> **What you have to do**
Return the full listing exactly as it is written.

> **Data provided**
========
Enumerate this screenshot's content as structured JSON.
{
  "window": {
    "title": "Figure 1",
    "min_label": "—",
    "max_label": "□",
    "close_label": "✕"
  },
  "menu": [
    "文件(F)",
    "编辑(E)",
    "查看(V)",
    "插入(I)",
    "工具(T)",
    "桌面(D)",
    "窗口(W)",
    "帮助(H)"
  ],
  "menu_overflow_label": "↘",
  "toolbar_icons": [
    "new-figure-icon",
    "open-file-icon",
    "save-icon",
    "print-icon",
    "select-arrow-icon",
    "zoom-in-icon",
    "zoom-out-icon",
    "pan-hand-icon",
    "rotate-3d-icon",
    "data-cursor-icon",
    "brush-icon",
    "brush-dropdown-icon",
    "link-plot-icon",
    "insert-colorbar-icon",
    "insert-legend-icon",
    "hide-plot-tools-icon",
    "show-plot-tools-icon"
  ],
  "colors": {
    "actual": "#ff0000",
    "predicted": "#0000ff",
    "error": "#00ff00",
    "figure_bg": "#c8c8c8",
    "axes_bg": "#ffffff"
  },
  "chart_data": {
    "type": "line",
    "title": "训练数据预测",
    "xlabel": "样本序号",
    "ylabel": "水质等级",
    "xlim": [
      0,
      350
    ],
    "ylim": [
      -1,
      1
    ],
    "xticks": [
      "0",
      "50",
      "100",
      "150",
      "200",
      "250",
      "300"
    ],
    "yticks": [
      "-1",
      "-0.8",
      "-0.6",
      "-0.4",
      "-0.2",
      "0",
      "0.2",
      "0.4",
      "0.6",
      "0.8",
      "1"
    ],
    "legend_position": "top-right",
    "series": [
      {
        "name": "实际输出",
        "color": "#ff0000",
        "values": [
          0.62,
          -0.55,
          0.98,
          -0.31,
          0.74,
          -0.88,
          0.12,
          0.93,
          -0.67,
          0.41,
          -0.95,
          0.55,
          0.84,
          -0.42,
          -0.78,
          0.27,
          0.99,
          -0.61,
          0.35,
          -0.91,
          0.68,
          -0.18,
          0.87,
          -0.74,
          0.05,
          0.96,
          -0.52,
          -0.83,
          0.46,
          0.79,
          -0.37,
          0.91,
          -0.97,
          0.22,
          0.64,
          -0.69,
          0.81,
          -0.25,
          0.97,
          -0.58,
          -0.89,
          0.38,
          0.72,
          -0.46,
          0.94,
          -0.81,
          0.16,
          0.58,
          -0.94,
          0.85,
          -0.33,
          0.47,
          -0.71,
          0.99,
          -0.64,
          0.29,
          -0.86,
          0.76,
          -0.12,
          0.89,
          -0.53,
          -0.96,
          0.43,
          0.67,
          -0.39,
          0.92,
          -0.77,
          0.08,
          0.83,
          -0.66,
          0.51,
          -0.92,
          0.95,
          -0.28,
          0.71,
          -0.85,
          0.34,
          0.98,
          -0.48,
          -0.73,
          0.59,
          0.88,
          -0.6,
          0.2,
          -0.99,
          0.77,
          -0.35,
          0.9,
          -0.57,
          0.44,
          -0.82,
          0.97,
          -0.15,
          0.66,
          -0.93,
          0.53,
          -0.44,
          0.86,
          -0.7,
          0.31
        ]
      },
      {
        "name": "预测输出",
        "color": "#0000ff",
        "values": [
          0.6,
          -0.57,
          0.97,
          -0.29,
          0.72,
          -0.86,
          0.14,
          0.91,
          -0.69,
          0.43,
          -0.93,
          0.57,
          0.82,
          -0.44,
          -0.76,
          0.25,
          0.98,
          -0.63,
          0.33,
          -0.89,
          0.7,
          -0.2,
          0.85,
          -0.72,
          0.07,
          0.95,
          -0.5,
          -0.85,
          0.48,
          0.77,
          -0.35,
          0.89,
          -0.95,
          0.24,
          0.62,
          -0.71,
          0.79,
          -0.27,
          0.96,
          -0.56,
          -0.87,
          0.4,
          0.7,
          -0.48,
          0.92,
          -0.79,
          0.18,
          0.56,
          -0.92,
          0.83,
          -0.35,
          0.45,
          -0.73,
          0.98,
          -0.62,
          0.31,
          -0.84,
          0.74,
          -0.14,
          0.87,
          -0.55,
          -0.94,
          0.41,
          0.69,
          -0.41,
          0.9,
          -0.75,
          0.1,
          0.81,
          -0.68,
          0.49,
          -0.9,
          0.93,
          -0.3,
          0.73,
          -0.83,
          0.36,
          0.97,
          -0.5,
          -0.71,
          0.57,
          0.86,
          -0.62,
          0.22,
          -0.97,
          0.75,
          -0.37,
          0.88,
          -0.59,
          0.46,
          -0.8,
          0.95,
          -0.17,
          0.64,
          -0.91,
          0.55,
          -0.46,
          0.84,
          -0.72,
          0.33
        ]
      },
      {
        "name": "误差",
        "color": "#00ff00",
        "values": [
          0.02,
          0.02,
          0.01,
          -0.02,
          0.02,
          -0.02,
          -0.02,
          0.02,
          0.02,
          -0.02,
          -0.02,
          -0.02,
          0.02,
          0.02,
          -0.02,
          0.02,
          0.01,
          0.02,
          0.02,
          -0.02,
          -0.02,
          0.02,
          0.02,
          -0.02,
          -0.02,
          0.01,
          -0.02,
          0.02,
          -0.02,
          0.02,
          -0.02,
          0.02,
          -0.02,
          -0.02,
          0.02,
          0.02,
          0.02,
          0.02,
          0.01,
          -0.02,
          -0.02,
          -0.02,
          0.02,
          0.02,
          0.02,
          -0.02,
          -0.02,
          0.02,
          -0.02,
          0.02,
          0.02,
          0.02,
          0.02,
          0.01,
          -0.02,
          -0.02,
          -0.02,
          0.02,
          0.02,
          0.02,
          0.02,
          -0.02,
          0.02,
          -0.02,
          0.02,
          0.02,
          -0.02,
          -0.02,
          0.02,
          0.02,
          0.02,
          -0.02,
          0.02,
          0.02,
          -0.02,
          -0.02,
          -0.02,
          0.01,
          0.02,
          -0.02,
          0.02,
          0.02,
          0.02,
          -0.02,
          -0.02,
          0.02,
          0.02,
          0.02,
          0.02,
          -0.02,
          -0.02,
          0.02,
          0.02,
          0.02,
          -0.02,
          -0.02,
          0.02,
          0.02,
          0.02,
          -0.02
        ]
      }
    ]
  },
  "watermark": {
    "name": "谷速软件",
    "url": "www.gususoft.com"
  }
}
========
> **Task solution**
Enumerate this screenshot's content as structured JSON.
{
  "window": {
    "title": "Figure 1",
    "min_label": "—",
    "max_label": "□",
    "close_label": "✕"
  },
  "menu": [
    "文件(F)",
    "编辑(E)",
    "查看(V)",
    "插入(I)",
    "工具(T)",
    "桌面(D)",
    "窗口(W)",
    "帮助(H)"
  ],
  "menu_overflow_label": "↘",
  "toolbar_icons": [
    "new-figure-icon",
    "open-file-icon",
    "save-icon",
    "print-icon",
    "select-arrow-icon",
    "zoom-in-icon",
    "zoom-out-icon",
    "pan-hand-icon",
    "rotate-3d-icon",
    "data-cursor-icon",
    "brush-icon",
    "brush-dropdown-icon",
    "link-plot-icon",
    "insert-colorbar-icon",
    "insert-legend-icon",
    "hide-plot-tools-icon",
    "show-plot-tools-icon"
  ],
  "colors": {
    "actual": "#ff0000",
    "predicted": "#0000ff",
    "error": "#00ff00",
    "figure_bg": "#c8c8c8",
    "axes_bg": "#ffffff"
  },
  "chart_data": {
    "type": "line",
    "title": "训练数据预测",
    "xlabel": "样本序号",
    "ylabel": "水质等级",
    "xlim": [
      0,
      350
    ],
    "ylim": [
      -1,
      1
    ],
    "xticks": [
      "0",
      "50",
      "100",
      "150",
      "200",
      "250",
      "300"
    ],
    "yticks": [
      "-1",
      "-0.8",
      "-0.6",
      "-0.4",
      "-0.2",
      "0",
      "0.2",
      "0.4",
      "0.6",
      "0.8",
      "1"
    ],
    "legend_position": "top-right",
    "series": [
      {
        "name": "实际输出",
        "color": "#ff0000",
        "values": [
          0.62,
          -0.55,
          0.98,
          -0.31,
          0.74,
          -0.88,
          0.12,
          0.93,
          -0.67,
          0.41,
          -0.95,
          0.55,
          0.84,
          -0.42,
          -0.78,
          0.27,
          0.99,
          -0.61,
          0.35,
          -0.91,
          0.68,
          -0.18,
          0.87,
          -0.74,
          0.05,
          0.96,
          -0.52,
          -0.83,
          0.46,
          0.79,
          -0.37,
          0.91,
          -0.97,
          0.22,
          0.64,
          -0.69,
          0.81,
          -0.25,
          0.97,
          -0.58,
          -0.89,
          0.38,
          0.72,
          -0.46,
          0.94,
          -0.81,
          0.16,
          0.58,
          -0.94,
          0.85,
          -0.33,
          0.47,
          -0.71,
          0.99,
          -0.64,
          0.29,
          -0.86,
          0.76,
          -0.12,
          0.89,
          -0.53,
          -0.96,
          0.43,
          0.67,
          -0.39,
          0.92,
          -0.77,
          0.08,
          0.83,
          -0.66,
          0.51,
          -0.92,
          0.95,
          -0.28,
          0.71,
          -0.85,
          0.34,
          0.98,
          -0.48,
          -0.73,
          0.59,
          0.88,
          -0.6,
          0.2,
          -0.99,
          0.77,
          -0.35,
          0.9,
          -0.57,
          0.44,
          -0.82,
          0.97,
          -0.15,
          0.66,
          -0.93,
          0.53,
          -0.44,
          0.86,
          -0.7,
          0.31
        ]
      },
      {
        "name": "预测输出",
        "color": "#0000ff",
        "values": [
          0.6,
          -0.57,
          0.97,
          -0.29,
          0.72,
          -0.86,
          0.14,
          0.91,
          -0.69,
          0.43,
          -0.93,
          0.57,
          0.82,
          -0.44,
          -0.76,
          0.25,
          0.98,
          -0.63,
          0.33,
          -0.89,
          0.7,
          -0.2,
          0.85,
          -0.72,
          0.07,
          0.95,
          -0.5,
          -0.85,
          0.48,
          0.77,
          -0.35,
          0.89,
          -0.95,
          0.24,
          0.62,
          -0.71,
          0.79,
          -0.27,
          0.96,
          -0.56,
          -0.87,
          0.4,
          0.7,
          -0.48,
          0.92,
          -0.79,
          0.18,
          0.56,
          -0.92,
          0.83,
          -0.35,
          0.45,
          -0.73,
          0.98,
          -0.62,
          0.31,
          -0.84,
          0.74,
          -0.14,
          0.87,
          -0.55,
          -0.94,
          0.41,
          0.69,
          -0.41,
          0.9,
          -0.75,
          0.1,
          0.81,
          -0.68,
          0.49,
          -0.9,
          0.93,
          -0.3,
          0.73,
          -0.83,
          0.36,
          0.97,
          -0.5,
          -0.71,
          0.57,
          0.86,
          -0.62,
          0.22,
          -0.97,
          0.75,
          -0.37,
          0.88,
          -0.59,
          0.46,
          -0.8,
          0.95,
          -0.17,
          0.64,
          -0.91,
          0.55,
          -0.46,
          0.84,
          -0.72,
          0.33
        ]
      },
      {
        "name": "误差",
        "color": "#00ff00",
        "values": [
          0.02,
          0.02,
          0.01,
          -0.02,
          0.02,
          -0.02,
          -0.02,
          0.02,
          0.02,
          -0.02,
          -0.02,
          -0.02,
          0.02,
          0.02,
          -0.02,
          0.02,
          0.01,
          0.02,
          0.02,
          -0.02,
          -0.02,
          0.02,
          0.02,
          -0.02,
          -0.02,
          0.01,
          -0.02,
          0.02,
          -0.02,
          0.02,
          -0.02,
          0.02,
          -0.02,
          -0.02,
          0.02,
          0.02,
          0.02,
          0.02,
          0.01,
          -0.02,
          -0.02,
          -0.02,
          0.02,
          0.02,
          0.02,
          -0.02,
          -0.02,
          0.02,
          -0.02,
          0.02,
          0.02,
          0.02,
          0.02,
          0.01,
          -0.02,
          -0.02,
          -0.02,
          0.02,
          0.02,
          0.02,
          0.02,
          -0.02,
          0.02,
          -0.02,
          0.02,
          0.02,
          -0.02,
          -0.02,
          0.02,
          0.02,
          0.02,
          -0.02,
          0.02,
          0.02,
          -0.02,
          -0.02,
          -0.02,
          0.01,
          0.02,
          -0.02,
          0.02,
          0.02,
          0.02,
          -0.02,
          -0.02,
          0.02,
          0.02,
          0.02,
          0.02,
          -0.02,
          -0.02,
          0.02,
          0.02,
          0.02,
          -0.02,
          -0.02,
          0.02,
          0.02,
          0.02,
          -0.02
        ]
      }
    ]
  },
  "watermark": {
    "name": "谷速软件",
    "url": "www.gususoft.com"
  }
}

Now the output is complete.